# [Exercise]
In the data below, find every line that has the string "Kolakowski", and copy it.

# [Entries shown]
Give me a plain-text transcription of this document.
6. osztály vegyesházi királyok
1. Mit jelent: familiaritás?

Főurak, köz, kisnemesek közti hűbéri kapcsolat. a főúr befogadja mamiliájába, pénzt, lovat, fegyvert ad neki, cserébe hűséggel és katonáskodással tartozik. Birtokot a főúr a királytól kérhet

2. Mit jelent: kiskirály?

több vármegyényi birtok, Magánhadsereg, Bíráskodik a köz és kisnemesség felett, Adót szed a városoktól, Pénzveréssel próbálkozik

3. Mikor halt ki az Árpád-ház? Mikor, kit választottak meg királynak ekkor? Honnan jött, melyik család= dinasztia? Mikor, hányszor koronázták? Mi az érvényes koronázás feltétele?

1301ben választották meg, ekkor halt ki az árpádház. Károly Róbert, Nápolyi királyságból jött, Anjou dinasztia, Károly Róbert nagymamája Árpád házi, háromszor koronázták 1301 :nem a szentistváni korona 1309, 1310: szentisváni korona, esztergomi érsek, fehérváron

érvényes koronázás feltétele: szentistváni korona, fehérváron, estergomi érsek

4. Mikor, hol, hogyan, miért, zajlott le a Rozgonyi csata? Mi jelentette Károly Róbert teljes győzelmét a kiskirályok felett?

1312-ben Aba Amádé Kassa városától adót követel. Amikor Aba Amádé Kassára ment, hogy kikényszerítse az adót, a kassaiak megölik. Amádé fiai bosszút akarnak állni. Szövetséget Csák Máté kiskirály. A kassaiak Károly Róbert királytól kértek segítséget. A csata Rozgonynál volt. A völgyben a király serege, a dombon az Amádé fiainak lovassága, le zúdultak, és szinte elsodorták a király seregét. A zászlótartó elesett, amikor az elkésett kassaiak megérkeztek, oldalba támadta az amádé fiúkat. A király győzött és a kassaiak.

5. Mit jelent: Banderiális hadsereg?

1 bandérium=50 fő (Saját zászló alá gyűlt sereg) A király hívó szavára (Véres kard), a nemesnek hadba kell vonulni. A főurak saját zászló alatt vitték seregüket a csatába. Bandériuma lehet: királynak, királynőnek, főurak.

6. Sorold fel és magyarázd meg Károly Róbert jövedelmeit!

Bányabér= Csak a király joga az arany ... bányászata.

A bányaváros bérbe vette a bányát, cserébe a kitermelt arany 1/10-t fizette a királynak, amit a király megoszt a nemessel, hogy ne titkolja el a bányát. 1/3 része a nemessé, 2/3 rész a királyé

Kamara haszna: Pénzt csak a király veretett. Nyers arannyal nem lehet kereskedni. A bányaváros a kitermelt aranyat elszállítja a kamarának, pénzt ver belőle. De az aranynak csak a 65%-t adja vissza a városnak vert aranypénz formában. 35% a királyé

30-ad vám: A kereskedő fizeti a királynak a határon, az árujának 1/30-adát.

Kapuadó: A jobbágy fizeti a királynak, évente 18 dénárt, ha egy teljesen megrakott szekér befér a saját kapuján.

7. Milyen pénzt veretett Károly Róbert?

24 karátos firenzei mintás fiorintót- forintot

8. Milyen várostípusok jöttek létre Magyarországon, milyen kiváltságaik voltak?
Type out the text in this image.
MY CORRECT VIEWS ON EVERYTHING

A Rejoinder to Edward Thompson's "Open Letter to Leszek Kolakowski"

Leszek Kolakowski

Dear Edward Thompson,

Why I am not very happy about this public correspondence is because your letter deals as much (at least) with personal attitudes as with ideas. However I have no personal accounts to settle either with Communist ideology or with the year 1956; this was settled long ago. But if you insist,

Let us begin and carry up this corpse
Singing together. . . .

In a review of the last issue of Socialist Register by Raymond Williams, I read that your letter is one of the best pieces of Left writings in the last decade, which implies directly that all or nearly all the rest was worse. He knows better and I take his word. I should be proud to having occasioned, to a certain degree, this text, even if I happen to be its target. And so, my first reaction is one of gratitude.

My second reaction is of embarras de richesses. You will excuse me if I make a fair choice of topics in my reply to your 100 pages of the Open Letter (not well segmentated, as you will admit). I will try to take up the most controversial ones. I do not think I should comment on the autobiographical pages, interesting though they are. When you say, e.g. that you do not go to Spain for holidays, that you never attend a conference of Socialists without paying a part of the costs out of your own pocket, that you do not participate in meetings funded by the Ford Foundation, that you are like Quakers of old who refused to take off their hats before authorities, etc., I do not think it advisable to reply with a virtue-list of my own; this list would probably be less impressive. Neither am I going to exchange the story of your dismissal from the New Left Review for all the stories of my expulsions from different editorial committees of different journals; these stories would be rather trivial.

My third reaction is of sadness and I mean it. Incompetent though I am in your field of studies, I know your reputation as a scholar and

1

# [Exercise answer]
A Rejoinder to Edward Thompson's "Open Letter to Leszek Kolakowski"
Leszek Kolakowski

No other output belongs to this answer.